▶ _Your task_
Omit every picture while repeating the entries exactly.
--- BEGIN Recorded data ---
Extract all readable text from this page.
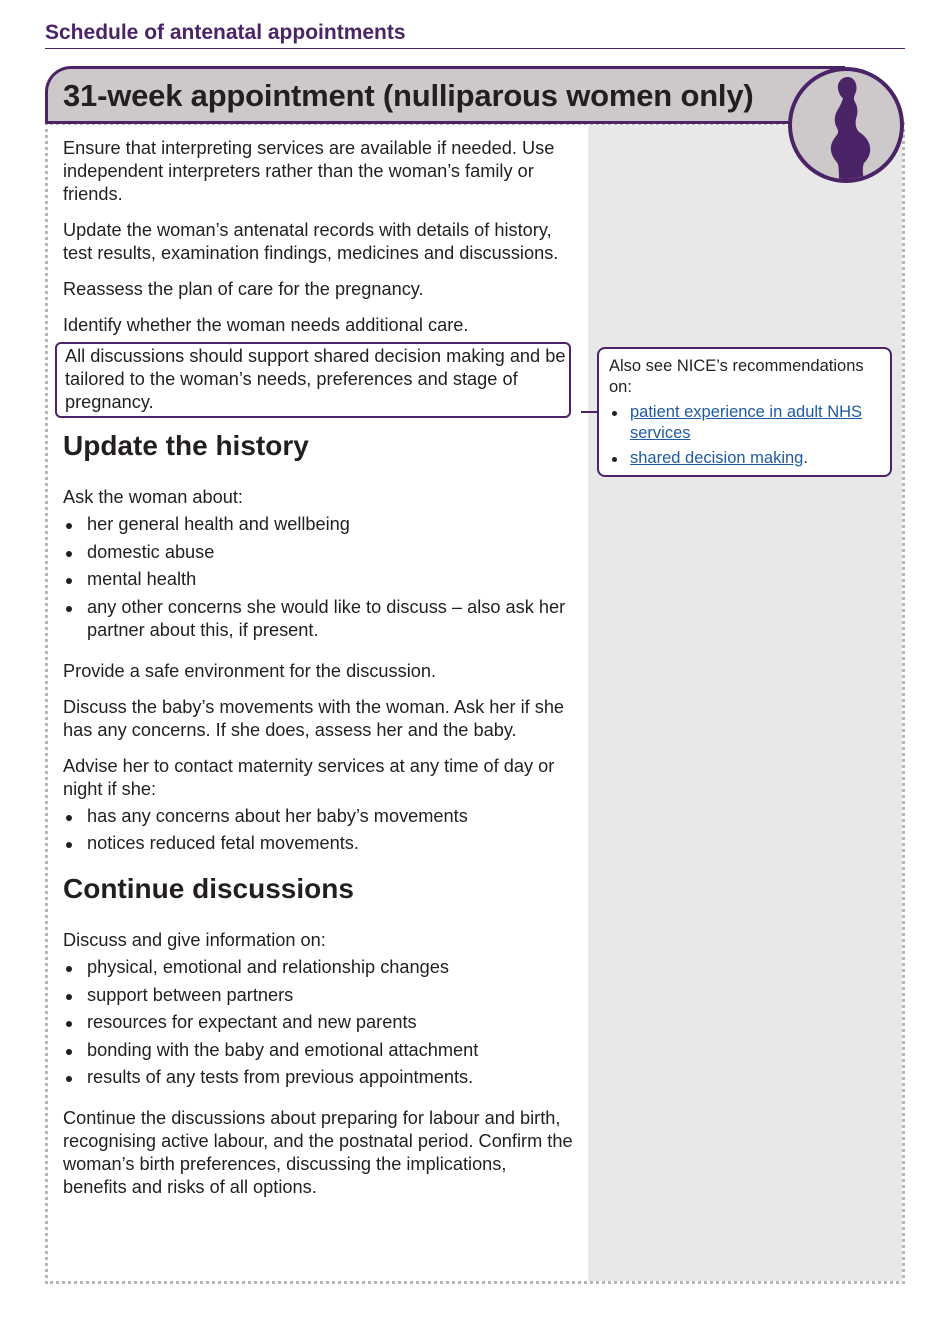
Schedule of antenatal appointments
31-week appointment (nulliparous women only)

Ensure that interpreting services are available if needed. Use independent interpreters rather than the woman’s family or friends.

Update the woman’s antenatal records with details of history, test results, examination findings, medicines and discussions.

Reassess the plan of care for the pregnancy.

Identify whether the woman needs additional care.

All discussions should support shared decision making and be tailored to the woman’s needs, preferences and stage of pregnancy.
Update the history

Ask the woman about:

her general health and wellbeing
domestic abuse
mental health
any other concerns she would like to discuss – also ask her partner about this, if present.

Provide a safe environment for the discussion.

Discuss the baby’s movements with the woman. Ask her if she has any concerns. If she does, assess her and the baby.

Advise her to contact maternity services at any time of day or night if she:

has any concerns about her baby’s movements
notices reduced fetal movements.
Continue discussions

Discuss and give information on:

physical, emotional and relationship changes
support between partners
resources for expectant and new parents
bonding with the baby and emotional attachment
results of any tests from previous appointments.

Continue the discussions about preparing for labour and birth, recognising active labour, and the postnatal period. Confirm the woman’s birth preferences, discussing the implications, benefits and risks of all options.

Also see NICE’s recommendations on:
patient experience in adult NHS services
shared decision making.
--- END Recorded data ---
▶ _The response_
Extract all readable text from this page.
Schedule of antenatal appointments
31-week appointment (nulliparous women only)

Ensure that interpreting services are available if needed. Use independent interpreters rather than the woman’s family or friends.

Update the woman’s antenatal records with details of history, test results, examination findings, medicines and discussions.

Reassess the plan of care for the pregnancy.

Identify whether the woman needs additional care.

All discussions should support shared decision making and be tailored to the woman’s needs, preferences and stage of pregnancy.
Update the history

Ask the woman about:

her general health and wellbeing
domestic abuse
mental health
any other concerns she would like to discuss – also ask her partner about this, if present.

Provide a safe environment for the discussion.

Discuss the baby’s movements with the woman. Ask her if she has any concerns. If she does, assess her and the baby.

Advise her to contact maternity services at any time of day or night if she:

has any concerns about her baby’s movements
notices reduced fetal movements.
Continue discussions

Discuss and give information on:

physical, emotional and relationship changes
support between partners
resources for expectant and new parents
bonding with the baby and emotional attachment
results of any tests from previous appointments.

Continue the discussions about preparing for labour and birth, recognising active labour, and the postnatal period. Confirm the woman’s birth preferences, discussing the implications, benefits and risks of all options.

Also see NICE’s recommendations on:
patient experience in adult NHS services
shared decision making.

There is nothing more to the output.